Dataset records
--- Start ---

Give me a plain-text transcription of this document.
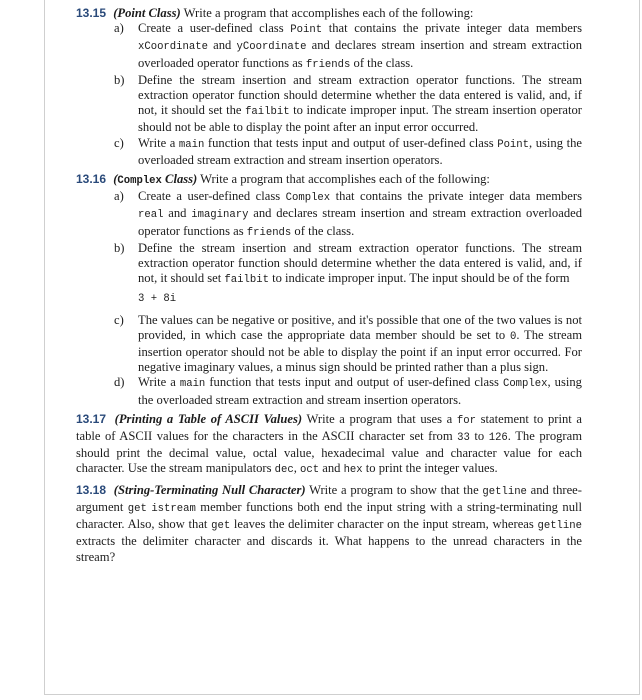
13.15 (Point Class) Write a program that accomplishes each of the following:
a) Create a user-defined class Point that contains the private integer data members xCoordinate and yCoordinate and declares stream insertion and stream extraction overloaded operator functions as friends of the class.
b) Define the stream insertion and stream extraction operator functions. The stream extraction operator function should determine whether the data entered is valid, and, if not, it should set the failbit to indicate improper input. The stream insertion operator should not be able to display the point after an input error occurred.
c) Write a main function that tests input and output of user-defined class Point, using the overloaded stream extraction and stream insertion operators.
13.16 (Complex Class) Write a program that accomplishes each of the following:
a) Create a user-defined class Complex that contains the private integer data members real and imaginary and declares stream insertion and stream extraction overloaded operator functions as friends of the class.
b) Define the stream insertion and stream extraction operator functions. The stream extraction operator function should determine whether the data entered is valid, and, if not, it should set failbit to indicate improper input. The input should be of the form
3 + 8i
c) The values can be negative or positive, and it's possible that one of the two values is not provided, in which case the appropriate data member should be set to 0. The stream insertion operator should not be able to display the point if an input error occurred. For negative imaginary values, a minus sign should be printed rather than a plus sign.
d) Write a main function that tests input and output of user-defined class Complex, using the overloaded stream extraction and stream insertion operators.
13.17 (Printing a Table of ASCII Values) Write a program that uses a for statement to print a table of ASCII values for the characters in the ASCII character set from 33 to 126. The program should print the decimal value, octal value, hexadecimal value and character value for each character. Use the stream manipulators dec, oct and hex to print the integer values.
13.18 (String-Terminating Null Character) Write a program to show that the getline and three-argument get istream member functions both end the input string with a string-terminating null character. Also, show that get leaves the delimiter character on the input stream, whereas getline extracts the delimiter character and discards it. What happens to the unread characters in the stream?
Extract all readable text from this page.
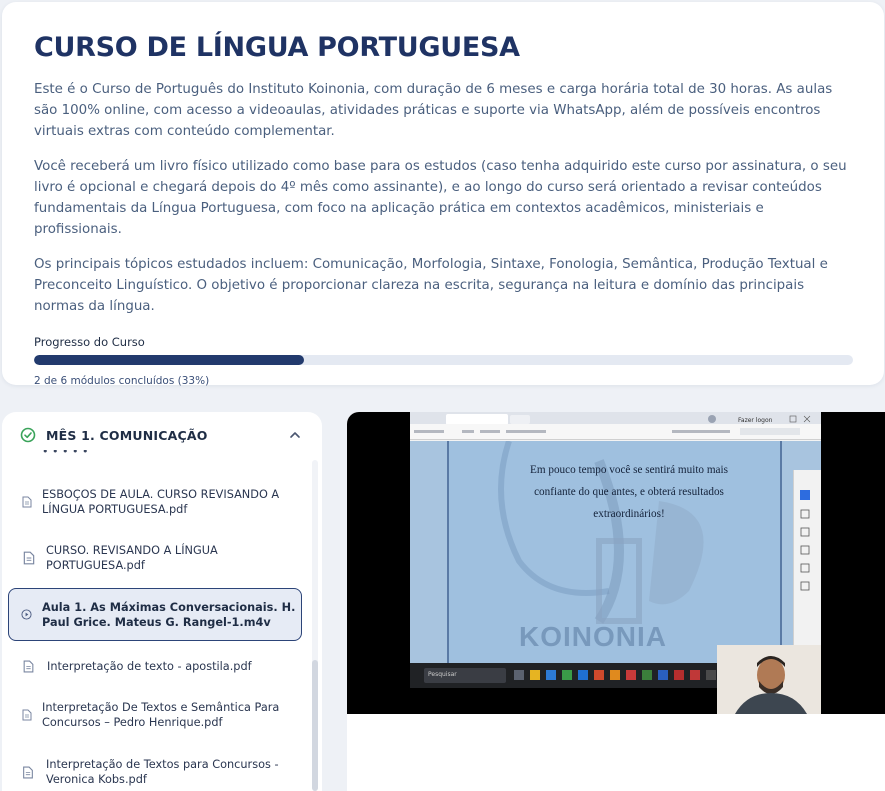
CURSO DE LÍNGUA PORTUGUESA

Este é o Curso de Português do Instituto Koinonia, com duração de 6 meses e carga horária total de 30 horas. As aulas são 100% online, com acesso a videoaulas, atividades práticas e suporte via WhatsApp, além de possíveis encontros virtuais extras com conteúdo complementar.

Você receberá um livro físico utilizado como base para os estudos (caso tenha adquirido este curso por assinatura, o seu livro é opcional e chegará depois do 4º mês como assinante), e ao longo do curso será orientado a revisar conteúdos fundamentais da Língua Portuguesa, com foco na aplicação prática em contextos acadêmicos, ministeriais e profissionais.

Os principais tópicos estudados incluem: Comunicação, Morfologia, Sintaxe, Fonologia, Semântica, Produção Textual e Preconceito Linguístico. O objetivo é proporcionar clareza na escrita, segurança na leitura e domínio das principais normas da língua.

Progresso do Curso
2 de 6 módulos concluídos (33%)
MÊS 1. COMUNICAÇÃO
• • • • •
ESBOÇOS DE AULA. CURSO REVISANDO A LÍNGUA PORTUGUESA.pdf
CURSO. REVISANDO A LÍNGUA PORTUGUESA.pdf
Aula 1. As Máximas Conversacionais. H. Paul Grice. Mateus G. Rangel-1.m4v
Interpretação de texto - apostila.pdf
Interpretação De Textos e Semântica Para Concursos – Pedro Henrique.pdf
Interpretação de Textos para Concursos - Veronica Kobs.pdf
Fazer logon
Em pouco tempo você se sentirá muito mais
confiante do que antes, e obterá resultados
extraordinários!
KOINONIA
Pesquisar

--- End ---

Exercise details
Copy the records above exactly. The pictures are not part of the copy.

Exercise answer
Give me a plain-text transcription of this document.
13.15 (Point Class) Write a program that accomplishes each of the following:
a) Create a user-defined class Point that contains the private integer data members xCoordinate and yCoordinate and declares stream insertion and stream extraction overloaded operator functions as friends of the class.
b) Define the stream insertion and stream extraction operator functions. The stream extraction operator function should determine whether the data entered is valid, and, if not, it should set the failbit to indicate improper input. The stream insertion operator should not be able to display the point after an input error occurred.
c) Write a main function that tests input and output of user-defined class Point, using the overloaded stream extraction and stream insertion operators.
13.16 (Complex Class) Write a program that accomplishes each of the following:
a) Create a user-defined class Complex that contains the private integer data members real and imaginary and declares stream insertion and stream extraction overloaded operator functions as friends of the class.
b) Define the stream insertion and stream extraction operator functions. The stream extraction operator function should determine whether the data entered is valid, and, if not, it should set failbit to indicate improper input. The input should be of the form
3 + 8i
c) The values can be negative or positive, and it's possible that one of the two values is not provided, in which case the appropriate data member should be set to 0. The stream insertion operator should not be able to display the point if an input error occurred. For negative imaginary values, a minus sign should be printed rather than a plus sign.
d) Write a main function that tests input and output of user-defined class Complex, using the overloaded stream extraction and stream insertion operators.
13.17 (Printing a Table of ASCII Values) Write a program that uses a for statement to print a table of ASCII values for the characters in the ASCII character set from 33 to 126. The program should print the decimal value, octal value, hexadecimal value and character value for each character. Use the stream manipulators dec, oct and hex to print the integer values.
13.18 (String-Terminating Null Character) Write a program to show that the getline and three-argument get istream member functions both end the input string with a string-terminating null character. Also, show that get leaves the delimiter character on the input stream, whereas getline extracts the delimiter character and discards it. What happens to the unread characters in the stream?
Extract all readable text from this page.
CURSO DE LÍNGUA PORTUGUESA

Este é o Curso de Português do Instituto Koinonia, com duração de 6 meses e carga horária total de 30 horas. As aulas são 100% online, com acesso a videoaulas, atividades práticas e suporte via WhatsApp, além de possíveis encontros virtuais extras com conteúdo complementar.

Você receberá um livro físico utilizado como base para os estudos (caso tenha adquirido este curso por assinatura, o seu livro é opcional e chegará depois do 4º mês como assinante), e ao longo do curso será orientado a revisar conteúdos fundamentais da Língua Portuguesa, com foco na aplicação prática em contextos acadêmicos, ministeriais e profissionais.

Os principais tópicos estudados incluem: Comunicação, Morfologia, Sintaxe, Fonologia, Semântica, Produção Textual e Preconceito Linguístico. O objetivo é proporcionar clareza na escrita, segurança na leitura e domínio das principais normas da língua.

Progresso do Curso
2 de 6 módulos concluídos (33%)
MÊS 1. COMUNICAÇÃO
• • • • •
ESBOÇOS DE AULA. CURSO REVISANDO A LÍNGUA PORTUGUESA.pdf
CURSO. REVISANDO A LÍNGUA PORTUGUESA.pdf
Aula 1. As Máximas Conversacionais. H. Paul Grice. Mateus G. Rangel-1.m4v
Interpretação de texto - apostila.pdf
Interpretação De Textos e Semântica Para Concursos – Pedro Henrique.pdf
Interpretação de Textos para Concursos - Veronica Kobs.pdf
Fazer logon
Em pouco tempo você se sentirá muito mais
confiante do que antes, e obterá resultados
extraordinários!
KOINONIA
Pesquisar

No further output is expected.